▶ **AIM**: Collect every line of the records below that contains the word "Bitcoin".

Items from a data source
______
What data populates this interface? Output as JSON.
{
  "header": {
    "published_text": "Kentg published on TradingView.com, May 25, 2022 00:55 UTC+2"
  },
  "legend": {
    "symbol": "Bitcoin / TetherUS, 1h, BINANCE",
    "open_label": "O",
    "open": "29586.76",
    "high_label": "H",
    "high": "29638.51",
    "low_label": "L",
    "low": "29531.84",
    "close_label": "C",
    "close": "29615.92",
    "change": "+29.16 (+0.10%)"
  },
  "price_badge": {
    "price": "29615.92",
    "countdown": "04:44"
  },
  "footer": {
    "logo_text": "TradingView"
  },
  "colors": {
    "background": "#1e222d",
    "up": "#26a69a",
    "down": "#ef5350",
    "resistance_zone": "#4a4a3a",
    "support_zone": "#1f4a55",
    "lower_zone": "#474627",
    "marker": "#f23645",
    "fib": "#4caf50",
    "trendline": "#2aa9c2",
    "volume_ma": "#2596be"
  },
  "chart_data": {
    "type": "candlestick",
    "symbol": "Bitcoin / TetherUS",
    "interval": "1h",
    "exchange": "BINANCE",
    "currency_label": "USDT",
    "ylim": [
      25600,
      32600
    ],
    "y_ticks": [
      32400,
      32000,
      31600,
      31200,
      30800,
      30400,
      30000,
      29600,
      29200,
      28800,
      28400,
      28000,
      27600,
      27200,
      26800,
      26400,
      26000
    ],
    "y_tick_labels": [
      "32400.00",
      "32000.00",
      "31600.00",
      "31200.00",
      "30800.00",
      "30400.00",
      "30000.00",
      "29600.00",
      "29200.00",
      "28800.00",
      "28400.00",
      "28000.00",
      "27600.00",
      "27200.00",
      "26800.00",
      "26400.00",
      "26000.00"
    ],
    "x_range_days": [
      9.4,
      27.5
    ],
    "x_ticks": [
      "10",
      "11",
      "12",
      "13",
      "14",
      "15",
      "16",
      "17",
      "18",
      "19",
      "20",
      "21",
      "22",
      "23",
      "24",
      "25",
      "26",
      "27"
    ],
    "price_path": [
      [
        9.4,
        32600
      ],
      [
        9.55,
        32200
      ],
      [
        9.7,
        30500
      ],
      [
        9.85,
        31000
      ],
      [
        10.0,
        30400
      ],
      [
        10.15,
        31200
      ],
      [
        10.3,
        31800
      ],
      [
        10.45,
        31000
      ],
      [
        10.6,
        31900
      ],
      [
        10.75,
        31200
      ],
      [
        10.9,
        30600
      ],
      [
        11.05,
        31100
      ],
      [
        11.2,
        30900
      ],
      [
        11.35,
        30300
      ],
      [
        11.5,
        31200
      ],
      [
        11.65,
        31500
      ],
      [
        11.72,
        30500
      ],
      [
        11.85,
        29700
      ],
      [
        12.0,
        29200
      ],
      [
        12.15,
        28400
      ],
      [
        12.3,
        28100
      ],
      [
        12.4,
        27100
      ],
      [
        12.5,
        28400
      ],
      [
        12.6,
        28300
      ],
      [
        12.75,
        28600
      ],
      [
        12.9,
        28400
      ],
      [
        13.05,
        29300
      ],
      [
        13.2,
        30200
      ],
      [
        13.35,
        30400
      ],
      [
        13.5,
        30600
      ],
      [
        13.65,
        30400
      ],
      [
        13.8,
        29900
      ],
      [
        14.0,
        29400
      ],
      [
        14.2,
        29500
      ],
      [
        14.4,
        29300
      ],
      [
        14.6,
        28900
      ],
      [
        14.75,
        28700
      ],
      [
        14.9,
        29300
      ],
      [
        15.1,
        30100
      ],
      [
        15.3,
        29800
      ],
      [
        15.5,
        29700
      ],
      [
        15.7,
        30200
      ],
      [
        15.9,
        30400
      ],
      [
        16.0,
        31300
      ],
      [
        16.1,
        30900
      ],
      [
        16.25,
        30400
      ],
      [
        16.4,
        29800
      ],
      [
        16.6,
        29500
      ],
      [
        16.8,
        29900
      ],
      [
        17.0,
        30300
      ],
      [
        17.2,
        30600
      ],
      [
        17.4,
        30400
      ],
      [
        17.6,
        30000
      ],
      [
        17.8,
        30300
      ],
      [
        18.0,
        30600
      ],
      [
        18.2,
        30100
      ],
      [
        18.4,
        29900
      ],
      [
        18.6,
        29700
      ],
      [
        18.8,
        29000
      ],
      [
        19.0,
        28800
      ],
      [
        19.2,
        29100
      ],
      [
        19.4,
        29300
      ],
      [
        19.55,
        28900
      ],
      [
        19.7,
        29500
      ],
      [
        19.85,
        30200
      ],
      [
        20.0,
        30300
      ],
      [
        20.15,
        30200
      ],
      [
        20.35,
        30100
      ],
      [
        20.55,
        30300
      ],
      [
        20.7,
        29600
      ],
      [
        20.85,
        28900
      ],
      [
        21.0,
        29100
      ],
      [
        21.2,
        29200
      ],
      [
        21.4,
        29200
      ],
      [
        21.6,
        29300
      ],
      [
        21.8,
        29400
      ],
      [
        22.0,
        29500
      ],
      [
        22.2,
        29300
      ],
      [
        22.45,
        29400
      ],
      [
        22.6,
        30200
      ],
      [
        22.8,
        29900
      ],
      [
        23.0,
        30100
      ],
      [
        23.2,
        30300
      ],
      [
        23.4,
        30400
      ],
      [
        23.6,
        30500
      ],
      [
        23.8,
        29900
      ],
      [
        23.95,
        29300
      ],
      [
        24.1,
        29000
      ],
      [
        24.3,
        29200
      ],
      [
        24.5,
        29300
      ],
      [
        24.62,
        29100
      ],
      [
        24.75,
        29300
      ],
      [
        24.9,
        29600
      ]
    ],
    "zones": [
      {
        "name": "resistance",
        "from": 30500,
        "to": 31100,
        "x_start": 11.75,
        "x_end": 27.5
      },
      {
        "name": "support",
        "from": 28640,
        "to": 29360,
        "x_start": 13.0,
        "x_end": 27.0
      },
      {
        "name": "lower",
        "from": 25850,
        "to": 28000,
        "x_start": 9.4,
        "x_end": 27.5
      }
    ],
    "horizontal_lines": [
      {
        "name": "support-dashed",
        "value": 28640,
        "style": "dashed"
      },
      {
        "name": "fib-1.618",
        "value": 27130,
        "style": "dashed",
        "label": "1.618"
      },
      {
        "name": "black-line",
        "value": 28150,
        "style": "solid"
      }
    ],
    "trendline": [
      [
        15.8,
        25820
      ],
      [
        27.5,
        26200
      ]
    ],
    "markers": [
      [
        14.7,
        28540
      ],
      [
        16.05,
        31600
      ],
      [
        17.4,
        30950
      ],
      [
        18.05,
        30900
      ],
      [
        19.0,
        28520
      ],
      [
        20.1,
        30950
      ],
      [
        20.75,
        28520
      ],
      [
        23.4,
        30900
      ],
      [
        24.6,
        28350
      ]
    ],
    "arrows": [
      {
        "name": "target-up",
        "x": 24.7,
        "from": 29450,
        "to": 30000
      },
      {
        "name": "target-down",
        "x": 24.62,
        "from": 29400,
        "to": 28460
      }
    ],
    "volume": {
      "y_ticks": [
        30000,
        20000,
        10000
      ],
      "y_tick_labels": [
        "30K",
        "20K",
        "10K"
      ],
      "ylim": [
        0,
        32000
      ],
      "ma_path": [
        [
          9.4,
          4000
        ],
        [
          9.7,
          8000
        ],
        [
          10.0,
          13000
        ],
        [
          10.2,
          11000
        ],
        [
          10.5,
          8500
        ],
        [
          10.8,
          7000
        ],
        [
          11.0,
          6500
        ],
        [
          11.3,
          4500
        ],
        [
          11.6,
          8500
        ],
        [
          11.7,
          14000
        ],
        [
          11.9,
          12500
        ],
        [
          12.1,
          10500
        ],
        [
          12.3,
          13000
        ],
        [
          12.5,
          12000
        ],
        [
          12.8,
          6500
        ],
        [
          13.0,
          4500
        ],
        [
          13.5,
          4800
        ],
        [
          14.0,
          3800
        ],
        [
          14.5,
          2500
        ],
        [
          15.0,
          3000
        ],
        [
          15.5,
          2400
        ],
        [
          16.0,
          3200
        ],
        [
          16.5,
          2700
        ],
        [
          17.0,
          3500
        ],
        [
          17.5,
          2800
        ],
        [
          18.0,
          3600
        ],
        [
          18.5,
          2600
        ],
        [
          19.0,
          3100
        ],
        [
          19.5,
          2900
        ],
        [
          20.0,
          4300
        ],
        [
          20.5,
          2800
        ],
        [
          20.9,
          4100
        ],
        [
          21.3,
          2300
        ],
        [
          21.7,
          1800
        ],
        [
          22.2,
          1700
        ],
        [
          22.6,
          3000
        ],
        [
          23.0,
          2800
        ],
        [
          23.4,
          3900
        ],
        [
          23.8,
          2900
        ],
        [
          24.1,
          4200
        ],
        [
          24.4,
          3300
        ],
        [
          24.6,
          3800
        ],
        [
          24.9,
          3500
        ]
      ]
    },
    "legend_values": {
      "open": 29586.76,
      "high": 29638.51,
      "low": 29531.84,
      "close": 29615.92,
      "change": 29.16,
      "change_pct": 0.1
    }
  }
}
______
▶ **COMPLETED EXERCISE**:
    "symbol": "Bitcoin / TetherUS, 1h, BINANCE",
    "symbol": "Bitcoin / TetherUS",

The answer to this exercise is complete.